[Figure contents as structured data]

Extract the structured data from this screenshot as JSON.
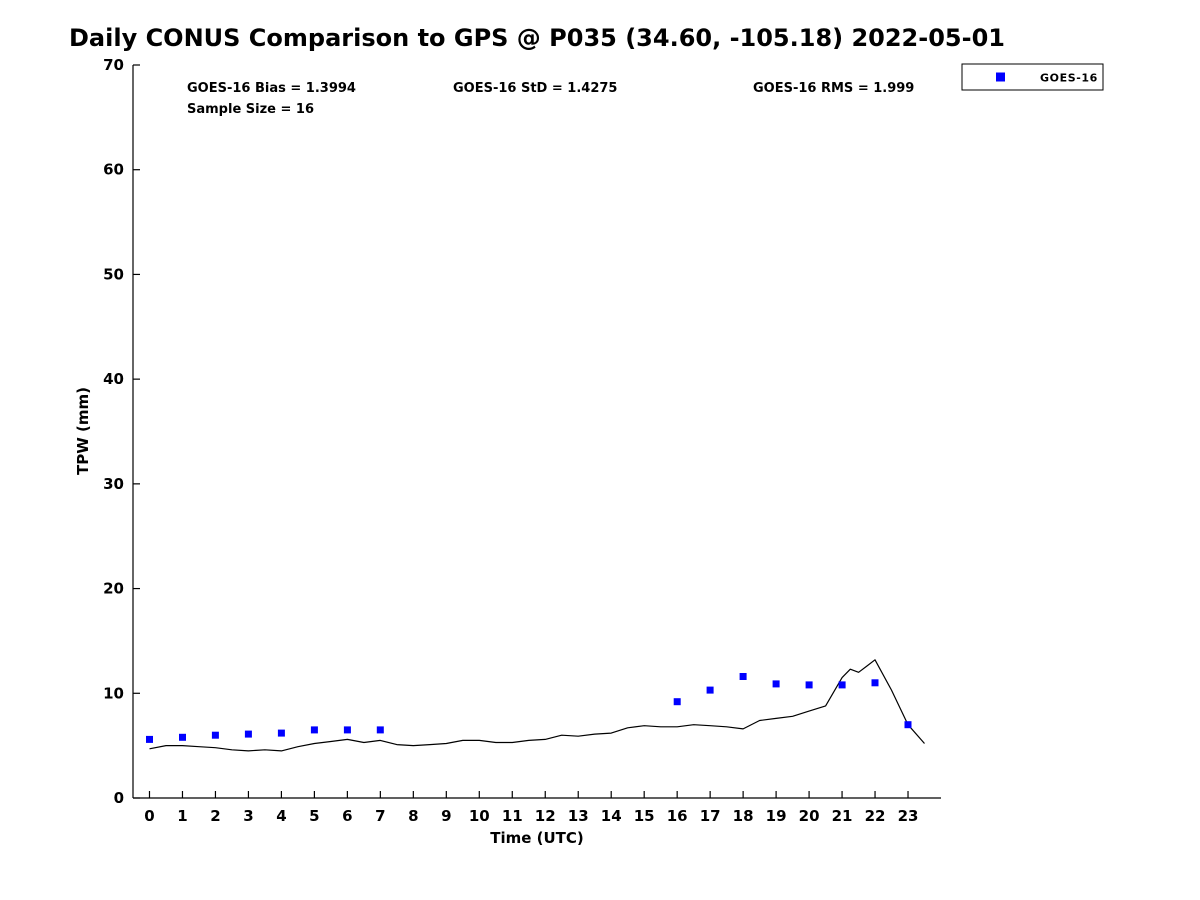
{
  "title": "Daily CONUS Comparison to GPS @ P035 (34.60, -105.18) 2022-05-01",
  "annotations": {
    "bias": "GOES-16 Bias = 1.3994",
    "std": "GOES-16 StD = 1.4275",
    "rms": "GOES-16 RMS = 1.999",
    "sample_size": "Sample Size = 16"
  },
  "legend": {
    "position": "top-right-outside",
    "entries": [
      {
        "label": "GOES-16",
        "marker": "square",
        "color": "#0000ff"
      }
    ]
  },
  "colors": {
    "gps_line": "#000000",
    "goes16_marker": "#0000ff",
    "axis": "#000000",
    "background": "#ffffff"
  },
  "chart_data": {
    "type": "line",
    "title": "Daily CONUS Comparison to GPS @ P035 (34.60, -105.18) 2022-05-01",
    "xlabel": "Time (UTC)",
    "ylabel": "TPW (mm)",
    "xlim": [
      -0.5,
      24
    ],
    "ylim": [
      0,
      70
    ],
    "xticks": [
      0,
      1,
      2,
      3,
      4,
      5,
      6,
      7,
      8,
      9,
      10,
      11,
      12,
      13,
      14,
      15,
      16,
      17,
      18,
      19,
      20,
      21,
      22,
      23
    ],
    "yticks": [
      0,
      10,
      20,
      30,
      40,
      50,
      60,
      70
    ],
    "grid": false,
    "legend_position": "top-right-outside",
    "series": [
      {
        "name": "GPS",
        "type": "line",
        "color": "#000000",
        "x": [
          0,
          0.5,
          1,
          1.5,
          2,
          2.5,
          3,
          3.5,
          4,
          4.5,
          5,
          5.5,
          6,
          6.5,
          7,
          7.5,
          8,
          8.5,
          9,
          9.5,
          10,
          10.5,
          11,
          11.5,
          12,
          12.5,
          13,
          13.5,
          14,
          14.5,
          15,
          15.5,
          16,
          16.5,
          17,
          17.5,
          18,
          18.5,
          19,
          19.5,
          20,
          20.5,
          21,
          21.25,
          21.5,
          21.75,
          22,
          22.5,
          23,
          23.5
        ],
        "y": [
          4.7,
          5.0,
          5.0,
          4.9,
          4.8,
          4.6,
          4.5,
          4.6,
          4.5,
          4.9,
          5.2,
          5.4,
          5.6,
          5.3,
          5.5,
          5.1,
          5.0,
          5.1,
          5.2,
          5.5,
          5.5,
          5.3,
          5.3,
          5.5,
          5.6,
          6.0,
          5.9,
          6.1,
          6.2,
          6.7,
          6.9,
          6.8,
          6.8,
          7.0,
          6.9,
          6.8,
          6.6,
          7.4,
          7.6,
          7.8,
          8.3,
          8.8,
          11.5,
          12.3,
          12.0,
          12.6,
          13.2,
          10.3,
          7.0,
          5.2
        ]
      },
      {
        "name": "GOES-16",
        "type": "scatter",
        "marker": "square",
        "color": "#0000ff",
        "x": [
          0,
          1,
          2,
          3,
          4,
          5,
          6,
          7,
          16,
          17,
          18,
          19,
          20,
          21,
          22,
          23
        ],
        "y": [
          5.6,
          5.8,
          6.0,
          6.1,
          6.2,
          6.5,
          6.5,
          6.5,
          9.2,
          10.3,
          11.6,
          10.9,
          10.8,
          10.8,
          11.0,
          7.0
        ]
      }
    ]
  }
}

#### [Written request]
List all lines in the material containing the string "title".

#### [Complete response]
  "title": "Daily CONUS Comparison to GPS @ P035 (34.60, -105.18) 2022-05-01",
    "title": "Daily CONUS Comparison to GPS @ P035 (34.60, -105.18) 2022-05-01",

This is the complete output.